## Problem to solve
Without altering anything, output the material below.

-- start of Task input --

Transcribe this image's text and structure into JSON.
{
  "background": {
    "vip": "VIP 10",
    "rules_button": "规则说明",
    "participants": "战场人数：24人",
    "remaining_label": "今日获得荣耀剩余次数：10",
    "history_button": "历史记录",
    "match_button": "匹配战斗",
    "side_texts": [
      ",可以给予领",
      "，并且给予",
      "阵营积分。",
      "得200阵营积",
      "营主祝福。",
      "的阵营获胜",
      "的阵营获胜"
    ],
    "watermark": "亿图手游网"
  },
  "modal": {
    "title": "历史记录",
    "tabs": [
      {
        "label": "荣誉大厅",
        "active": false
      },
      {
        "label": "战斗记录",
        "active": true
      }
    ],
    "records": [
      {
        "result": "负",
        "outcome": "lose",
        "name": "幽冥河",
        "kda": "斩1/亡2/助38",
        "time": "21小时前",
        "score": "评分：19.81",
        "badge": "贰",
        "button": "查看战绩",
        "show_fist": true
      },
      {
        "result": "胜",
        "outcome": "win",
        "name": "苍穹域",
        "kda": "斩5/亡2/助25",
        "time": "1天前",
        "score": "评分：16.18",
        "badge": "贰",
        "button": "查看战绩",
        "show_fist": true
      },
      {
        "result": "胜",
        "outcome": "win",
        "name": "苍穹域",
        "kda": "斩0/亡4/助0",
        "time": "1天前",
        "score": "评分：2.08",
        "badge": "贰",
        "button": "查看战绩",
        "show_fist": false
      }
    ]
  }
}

-- end of Task input --

## Completed exercise
Transcribe this image's text and structure into JSON.
{
  "background": {
    "vip": "VIP 10",
    "rules_button": "规则说明",
    "participants": "战场人数：24人",
    "remaining_label": "今日获得荣耀剩余次数：10",
    "history_button": "历史记录",
    "match_button": "匹配战斗",
    "side_texts": [
      ",可以给予领",
      "，并且给予",
      "阵营积分。",
      "得200阵营积",
      "营主祝福。",
      "的阵营获胜",
      "的阵营获胜"
    ],
    "watermark": "亿图手游网"
  },
  "modal": {
    "title": "历史记录",
    "tabs": [
      {
        "label": "荣誉大厅",
        "active": false
      },
      {
        "label": "战斗记录",
        "active": true
      }
    ],
    "records": [
      {
        "result": "负",
        "outcome": "lose",
        "name": "幽冥河",
        "kda": "斩1/亡2/助38",
        "time": "21小时前",
        "score": "评分：19.81",
        "badge": "贰",
        "button": "查看战绩",
        "show_fist": true
      },
      {
        "result": "胜",
        "outcome": "win",
        "name": "苍穹域",
        "kda": "斩5/亡2/助25",
        "time": "1天前",
        "score": "评分：16.18",
        "badge": "贰",
        "button": "查看战绩",
        "show_fist": true
      },
      {
        "result": "胜",
        "outcome": "win",
        "name": "苍穹域",
        "kda": "斩0/亡4/助0",
        "time": "1天前",
        "score": "评分：2.08",
        "badge": "贰",
        "button": "查看战绩",
        "show_fist": false
      }
    ]
  }
}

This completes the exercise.